## What to work on
Transcribe all the entries word for word, omitting any pictures they contain.

## Stored data
— start —
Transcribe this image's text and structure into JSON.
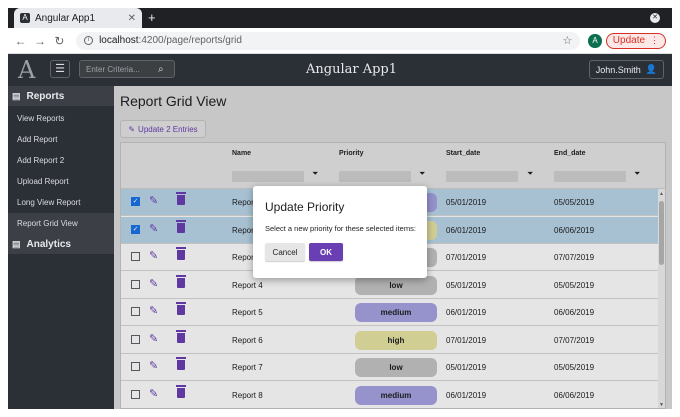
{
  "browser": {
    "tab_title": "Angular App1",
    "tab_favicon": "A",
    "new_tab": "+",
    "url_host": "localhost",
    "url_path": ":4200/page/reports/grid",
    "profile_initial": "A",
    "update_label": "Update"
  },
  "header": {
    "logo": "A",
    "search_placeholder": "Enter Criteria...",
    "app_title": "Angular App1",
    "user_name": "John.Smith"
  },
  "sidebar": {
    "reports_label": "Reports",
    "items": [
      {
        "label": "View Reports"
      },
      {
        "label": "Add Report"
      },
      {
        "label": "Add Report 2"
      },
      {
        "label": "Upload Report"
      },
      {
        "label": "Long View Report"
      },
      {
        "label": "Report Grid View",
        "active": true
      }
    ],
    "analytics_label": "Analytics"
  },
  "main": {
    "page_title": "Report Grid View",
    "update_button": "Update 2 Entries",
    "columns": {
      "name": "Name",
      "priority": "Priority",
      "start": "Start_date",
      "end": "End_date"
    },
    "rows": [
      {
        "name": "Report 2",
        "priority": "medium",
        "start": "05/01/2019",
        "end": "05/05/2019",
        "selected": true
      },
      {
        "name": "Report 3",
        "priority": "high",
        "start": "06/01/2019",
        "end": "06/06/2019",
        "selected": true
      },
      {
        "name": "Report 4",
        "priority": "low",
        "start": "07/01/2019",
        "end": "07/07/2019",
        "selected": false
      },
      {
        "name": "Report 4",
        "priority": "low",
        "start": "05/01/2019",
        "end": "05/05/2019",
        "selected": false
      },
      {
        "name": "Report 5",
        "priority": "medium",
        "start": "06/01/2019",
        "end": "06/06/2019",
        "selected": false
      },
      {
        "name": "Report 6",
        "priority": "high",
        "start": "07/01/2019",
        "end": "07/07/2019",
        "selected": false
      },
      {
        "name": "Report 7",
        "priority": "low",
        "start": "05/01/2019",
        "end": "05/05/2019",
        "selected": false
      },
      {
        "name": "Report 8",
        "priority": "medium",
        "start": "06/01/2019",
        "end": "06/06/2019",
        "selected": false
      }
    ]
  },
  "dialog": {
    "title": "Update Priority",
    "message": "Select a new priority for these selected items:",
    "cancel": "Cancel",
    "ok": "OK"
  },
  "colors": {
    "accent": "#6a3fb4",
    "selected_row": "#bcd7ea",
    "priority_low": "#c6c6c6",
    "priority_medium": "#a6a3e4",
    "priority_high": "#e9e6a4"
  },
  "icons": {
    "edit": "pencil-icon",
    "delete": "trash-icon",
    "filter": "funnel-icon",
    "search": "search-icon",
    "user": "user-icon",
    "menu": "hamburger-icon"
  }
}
— end —
## Complete answer
Transcribe this image's text and structure into JSON.
{
  "browser": {
    "tab_title": "Angular App1",
    "tab_favicon": "A",
    "new_tab": "+",
    "url_host": "localhost",
    "url_path": ":4200/page/reports/grid",
    "profile_initial": "A",
    "update_label": "Update"
  },
  "header": {
    "logo": "A",
    "search_placeholder": "Enter Criteria...",
    "app_title": "Angular App1",
    "user_name": "John.Smith"
  },
  "sidebar": {
    "reports_label": "Reports",
    "items": [
      {
        "label": "View Reports"
      },
      {
        "label": "Add Report"
      },
      {
        "label": "Add Report 2"
      },
      {
        "label": "Upload Report"
      },
      {
        "label": "Long View Report"
      },
      {
        "label": "Report Grid View",
        "active": true
      }
    ],
    "analytics_label": "Analytics"
  },
  "main": {
    "page_title": "Report Grid View",
    "update_button": "Update 2 Entries",
    "columns": {
      "name": "Name",
      "priority": "Priority",
      "start": "Start_date",
      "end": "End_date"
    },
    "rows": [
      {
        "name": "Report 2",
        "priority": "medium",
        "start": "05/01/2019",
        "end": "05/05/2019",
        "selected": true
      },
      {
        "name": "Report 3",
        "priority": "high",
        "start": "06/01/2019",
        "end": "06/06/2019",
        "selected": true
      },
      {
        "name": "Report 4",
        "priority": "low",
        "start": "07/01/2019",
        "end": "07/07/2019",
        "selected": false
      },
      {
        "name": "Report 4",
        "priority": "low",
        "start": "05/01/2019",
        "end": "05/05/2019",
        "selected": false
      },
      {
        "name": "Report 5",
        "priority": "medium",
        "start": "06/01/2019",
        "end": "06/06/2019",
        "selected": false
      },
      {
        "name": "Report 6",
        "priority": "high",
        "start": "07/01/2019",
        "end": "07/07/2019",
        "selected": false
      },
      {
        "name": "Report 7",
        "priority": "low",
        "start": "05/01/2019",
        "end": "05/05/2019",
        "selected": false
      },
      {
        "name": "Report 8",
        "priority": "medium",
        "start": "06/01/2019",
        "end": "06/06/2019",
        "selected": false
      }
    ]
  },
  "dialog": {
    "title": "Update Priority",
    "message": "Select a new priority for these selected items:",
    "cancel": "Cancel",
    "ok": "OK"
  },
  "colors": {
    "accent": "#6a3fb4",
    "selected_row": "#bcd7ea",
    "priority_low": "#c6c6c6",
    "priority_medium": "#a6a3e4",
    "priority_high": "#e9e6a4"
  },
  "icons": {
    "edit": "pencil-icon",
    "delete": "trash-icon",
    "filter": "funnel-icon",
    "search": "search-icon",
    "user": "user-icon",
    "menu": "hamburger-icon"
  }
}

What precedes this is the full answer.